**SUPPLIED DATA**
# # # # # # #
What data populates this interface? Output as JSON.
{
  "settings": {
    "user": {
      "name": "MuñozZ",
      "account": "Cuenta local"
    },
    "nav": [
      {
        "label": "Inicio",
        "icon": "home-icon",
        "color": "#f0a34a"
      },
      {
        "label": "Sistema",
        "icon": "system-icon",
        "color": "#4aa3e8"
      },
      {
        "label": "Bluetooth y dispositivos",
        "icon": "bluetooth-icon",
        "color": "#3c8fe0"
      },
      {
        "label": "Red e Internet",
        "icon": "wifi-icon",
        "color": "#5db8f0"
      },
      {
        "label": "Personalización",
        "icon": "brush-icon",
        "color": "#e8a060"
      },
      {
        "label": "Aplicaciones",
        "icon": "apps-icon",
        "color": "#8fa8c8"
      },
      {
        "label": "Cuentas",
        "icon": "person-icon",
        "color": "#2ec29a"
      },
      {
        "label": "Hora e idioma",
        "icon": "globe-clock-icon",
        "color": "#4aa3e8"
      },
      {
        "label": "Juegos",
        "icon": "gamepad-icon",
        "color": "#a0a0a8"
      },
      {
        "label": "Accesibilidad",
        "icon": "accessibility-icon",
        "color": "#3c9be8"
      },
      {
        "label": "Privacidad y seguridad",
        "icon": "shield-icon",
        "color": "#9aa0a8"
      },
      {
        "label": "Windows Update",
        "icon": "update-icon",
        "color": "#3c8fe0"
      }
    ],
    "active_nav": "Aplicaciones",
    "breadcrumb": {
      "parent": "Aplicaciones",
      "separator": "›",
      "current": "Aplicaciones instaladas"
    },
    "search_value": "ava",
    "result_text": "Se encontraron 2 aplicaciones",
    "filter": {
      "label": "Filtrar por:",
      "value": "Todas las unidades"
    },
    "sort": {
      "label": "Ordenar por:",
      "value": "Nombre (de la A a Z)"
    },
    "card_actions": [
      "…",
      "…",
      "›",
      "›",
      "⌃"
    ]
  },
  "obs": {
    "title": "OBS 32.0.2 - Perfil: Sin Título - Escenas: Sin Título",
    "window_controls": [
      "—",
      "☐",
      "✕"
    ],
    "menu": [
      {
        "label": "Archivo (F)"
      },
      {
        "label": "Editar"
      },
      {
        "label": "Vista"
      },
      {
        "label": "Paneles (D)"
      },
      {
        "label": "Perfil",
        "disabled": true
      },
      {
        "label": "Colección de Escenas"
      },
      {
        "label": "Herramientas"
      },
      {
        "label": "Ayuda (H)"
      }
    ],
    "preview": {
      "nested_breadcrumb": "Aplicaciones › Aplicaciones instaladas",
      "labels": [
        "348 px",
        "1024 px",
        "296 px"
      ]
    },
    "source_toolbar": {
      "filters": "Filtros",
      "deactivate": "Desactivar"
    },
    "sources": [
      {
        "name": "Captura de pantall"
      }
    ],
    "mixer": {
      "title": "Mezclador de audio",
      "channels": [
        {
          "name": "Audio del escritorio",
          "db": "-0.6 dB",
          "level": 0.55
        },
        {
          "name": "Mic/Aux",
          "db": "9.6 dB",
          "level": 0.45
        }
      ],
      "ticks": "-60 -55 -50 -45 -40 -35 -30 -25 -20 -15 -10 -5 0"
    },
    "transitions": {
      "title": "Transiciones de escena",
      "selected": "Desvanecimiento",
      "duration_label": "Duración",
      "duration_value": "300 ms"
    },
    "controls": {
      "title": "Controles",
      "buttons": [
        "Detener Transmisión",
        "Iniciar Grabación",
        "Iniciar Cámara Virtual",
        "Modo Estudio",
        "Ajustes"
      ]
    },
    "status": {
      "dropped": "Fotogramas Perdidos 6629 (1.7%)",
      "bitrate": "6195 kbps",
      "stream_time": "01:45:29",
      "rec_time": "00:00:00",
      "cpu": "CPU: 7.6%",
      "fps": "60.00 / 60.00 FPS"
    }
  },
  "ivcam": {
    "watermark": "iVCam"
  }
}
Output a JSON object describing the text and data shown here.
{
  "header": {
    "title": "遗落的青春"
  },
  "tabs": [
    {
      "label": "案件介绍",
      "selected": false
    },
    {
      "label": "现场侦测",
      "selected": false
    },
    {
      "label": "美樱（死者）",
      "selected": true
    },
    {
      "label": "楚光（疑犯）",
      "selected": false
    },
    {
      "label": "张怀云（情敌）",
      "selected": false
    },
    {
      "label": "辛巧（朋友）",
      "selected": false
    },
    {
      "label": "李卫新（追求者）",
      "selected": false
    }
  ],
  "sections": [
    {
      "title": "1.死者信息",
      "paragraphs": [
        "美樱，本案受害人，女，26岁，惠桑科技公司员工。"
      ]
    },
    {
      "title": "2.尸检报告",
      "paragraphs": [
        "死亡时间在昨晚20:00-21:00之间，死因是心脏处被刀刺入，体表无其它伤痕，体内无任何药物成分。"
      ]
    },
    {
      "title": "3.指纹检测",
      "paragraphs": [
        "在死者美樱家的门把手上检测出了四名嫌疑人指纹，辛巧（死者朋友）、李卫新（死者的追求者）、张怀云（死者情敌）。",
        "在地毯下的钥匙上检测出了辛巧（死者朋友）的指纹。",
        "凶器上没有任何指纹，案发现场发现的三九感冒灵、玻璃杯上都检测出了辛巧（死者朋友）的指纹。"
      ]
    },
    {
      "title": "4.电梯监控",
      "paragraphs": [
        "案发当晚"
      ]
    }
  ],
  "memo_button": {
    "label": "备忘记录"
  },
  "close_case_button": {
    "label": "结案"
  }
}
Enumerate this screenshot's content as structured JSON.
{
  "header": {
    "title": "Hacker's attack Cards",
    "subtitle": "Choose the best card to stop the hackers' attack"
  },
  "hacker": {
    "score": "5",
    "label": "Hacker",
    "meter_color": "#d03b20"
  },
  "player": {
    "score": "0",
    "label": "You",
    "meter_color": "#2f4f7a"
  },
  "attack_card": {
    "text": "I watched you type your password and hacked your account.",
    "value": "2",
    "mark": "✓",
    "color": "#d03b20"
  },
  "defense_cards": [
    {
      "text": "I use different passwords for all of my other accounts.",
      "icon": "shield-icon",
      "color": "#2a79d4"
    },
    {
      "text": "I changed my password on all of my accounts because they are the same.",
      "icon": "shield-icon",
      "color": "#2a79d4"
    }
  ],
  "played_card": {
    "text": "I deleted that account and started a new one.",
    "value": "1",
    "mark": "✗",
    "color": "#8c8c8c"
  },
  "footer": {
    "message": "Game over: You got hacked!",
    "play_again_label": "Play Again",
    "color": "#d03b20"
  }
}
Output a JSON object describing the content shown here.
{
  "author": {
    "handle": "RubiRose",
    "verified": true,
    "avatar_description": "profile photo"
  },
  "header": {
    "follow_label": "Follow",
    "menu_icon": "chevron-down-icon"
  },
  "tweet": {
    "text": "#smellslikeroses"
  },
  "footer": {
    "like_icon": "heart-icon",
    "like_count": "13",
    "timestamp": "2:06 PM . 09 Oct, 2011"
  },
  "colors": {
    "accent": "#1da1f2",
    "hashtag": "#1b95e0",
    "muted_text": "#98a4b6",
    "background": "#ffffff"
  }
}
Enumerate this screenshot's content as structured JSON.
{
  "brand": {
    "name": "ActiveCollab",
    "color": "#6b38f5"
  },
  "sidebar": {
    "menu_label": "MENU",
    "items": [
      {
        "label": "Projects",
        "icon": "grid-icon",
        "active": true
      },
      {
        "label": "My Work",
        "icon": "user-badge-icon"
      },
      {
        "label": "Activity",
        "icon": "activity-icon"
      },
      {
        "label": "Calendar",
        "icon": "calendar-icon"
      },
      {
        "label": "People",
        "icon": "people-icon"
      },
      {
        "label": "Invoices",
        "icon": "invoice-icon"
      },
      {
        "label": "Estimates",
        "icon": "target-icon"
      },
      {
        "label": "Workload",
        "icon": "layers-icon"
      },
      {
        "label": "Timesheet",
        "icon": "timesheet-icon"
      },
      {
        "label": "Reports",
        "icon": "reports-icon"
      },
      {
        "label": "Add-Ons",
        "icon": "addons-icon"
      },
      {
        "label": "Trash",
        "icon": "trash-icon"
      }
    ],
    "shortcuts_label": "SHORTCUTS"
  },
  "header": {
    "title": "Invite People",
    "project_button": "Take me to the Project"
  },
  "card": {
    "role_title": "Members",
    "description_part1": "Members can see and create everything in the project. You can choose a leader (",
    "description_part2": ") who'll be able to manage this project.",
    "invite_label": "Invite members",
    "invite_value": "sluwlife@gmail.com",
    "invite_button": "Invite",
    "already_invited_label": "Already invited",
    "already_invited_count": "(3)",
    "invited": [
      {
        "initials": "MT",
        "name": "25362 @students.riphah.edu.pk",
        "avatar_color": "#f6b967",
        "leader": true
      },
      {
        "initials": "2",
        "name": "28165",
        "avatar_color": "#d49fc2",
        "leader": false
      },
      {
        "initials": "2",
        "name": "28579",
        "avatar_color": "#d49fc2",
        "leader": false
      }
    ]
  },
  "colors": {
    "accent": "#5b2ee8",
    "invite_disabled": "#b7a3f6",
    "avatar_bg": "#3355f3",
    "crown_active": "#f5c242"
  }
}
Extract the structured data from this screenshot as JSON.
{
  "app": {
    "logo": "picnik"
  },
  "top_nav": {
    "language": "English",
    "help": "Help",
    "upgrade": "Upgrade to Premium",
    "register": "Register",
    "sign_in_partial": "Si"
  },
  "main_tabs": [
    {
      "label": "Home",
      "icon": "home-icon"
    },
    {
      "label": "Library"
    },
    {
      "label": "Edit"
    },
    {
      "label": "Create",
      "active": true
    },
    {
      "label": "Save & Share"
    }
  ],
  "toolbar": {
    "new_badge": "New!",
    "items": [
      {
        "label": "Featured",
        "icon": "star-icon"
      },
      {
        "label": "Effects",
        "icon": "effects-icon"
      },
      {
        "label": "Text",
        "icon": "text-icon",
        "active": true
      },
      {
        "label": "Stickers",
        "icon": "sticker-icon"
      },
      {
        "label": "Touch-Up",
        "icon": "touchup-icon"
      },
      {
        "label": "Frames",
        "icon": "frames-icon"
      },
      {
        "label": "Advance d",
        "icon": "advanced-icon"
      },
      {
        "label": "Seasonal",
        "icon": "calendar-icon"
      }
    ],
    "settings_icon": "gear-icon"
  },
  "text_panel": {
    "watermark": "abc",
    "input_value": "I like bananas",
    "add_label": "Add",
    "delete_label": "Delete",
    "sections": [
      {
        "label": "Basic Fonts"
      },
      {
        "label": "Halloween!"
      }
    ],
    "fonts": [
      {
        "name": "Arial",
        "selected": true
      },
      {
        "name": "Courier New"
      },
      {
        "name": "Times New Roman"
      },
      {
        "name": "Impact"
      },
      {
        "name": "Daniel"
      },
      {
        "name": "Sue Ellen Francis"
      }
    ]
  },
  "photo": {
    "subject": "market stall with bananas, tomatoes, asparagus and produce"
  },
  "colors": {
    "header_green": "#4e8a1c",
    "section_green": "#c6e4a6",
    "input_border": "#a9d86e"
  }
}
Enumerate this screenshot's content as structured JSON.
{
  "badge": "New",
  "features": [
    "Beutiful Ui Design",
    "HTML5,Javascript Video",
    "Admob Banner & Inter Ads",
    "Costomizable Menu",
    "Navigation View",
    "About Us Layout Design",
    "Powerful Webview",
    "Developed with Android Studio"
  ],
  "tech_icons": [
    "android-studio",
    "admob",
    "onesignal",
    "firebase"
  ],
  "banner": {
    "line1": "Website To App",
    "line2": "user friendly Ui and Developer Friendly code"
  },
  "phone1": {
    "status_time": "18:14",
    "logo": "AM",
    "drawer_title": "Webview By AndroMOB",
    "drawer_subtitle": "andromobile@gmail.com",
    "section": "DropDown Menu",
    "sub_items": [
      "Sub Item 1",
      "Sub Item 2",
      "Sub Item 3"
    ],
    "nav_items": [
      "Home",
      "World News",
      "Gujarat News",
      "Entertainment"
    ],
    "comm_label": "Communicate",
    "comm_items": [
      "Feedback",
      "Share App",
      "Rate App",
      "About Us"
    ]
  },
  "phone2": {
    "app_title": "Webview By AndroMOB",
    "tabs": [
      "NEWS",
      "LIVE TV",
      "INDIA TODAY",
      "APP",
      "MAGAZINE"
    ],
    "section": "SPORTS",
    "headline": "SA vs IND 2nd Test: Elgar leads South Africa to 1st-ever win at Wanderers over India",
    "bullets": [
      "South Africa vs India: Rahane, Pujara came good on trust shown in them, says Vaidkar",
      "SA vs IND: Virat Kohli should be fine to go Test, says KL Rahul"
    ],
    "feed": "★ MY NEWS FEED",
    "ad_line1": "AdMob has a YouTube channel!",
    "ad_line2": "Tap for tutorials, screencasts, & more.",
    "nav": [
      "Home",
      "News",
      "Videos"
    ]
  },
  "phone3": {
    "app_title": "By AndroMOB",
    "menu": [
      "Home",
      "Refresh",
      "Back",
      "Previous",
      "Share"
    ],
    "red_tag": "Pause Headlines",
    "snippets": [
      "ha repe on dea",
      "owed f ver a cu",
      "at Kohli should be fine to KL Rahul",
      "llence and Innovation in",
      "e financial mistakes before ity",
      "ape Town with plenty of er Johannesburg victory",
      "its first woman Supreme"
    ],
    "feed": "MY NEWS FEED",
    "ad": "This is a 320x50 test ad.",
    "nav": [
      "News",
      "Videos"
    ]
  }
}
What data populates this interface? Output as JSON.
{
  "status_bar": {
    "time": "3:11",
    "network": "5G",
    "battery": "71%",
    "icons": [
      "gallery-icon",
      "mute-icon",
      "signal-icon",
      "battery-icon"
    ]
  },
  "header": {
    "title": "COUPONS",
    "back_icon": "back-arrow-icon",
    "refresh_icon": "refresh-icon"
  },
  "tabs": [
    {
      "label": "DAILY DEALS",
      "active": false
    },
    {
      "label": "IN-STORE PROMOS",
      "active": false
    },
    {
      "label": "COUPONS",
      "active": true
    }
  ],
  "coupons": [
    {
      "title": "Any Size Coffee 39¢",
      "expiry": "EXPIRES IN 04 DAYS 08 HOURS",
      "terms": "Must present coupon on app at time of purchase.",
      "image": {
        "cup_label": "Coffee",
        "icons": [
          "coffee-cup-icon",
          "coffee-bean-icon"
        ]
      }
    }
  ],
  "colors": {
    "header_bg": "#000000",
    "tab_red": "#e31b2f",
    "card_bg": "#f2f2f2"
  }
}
# # # # # # #
From the data above, copy each line that holds "Iniciar".

        "Iniciar Grabación",
        "Iniciar Cámara Virtual",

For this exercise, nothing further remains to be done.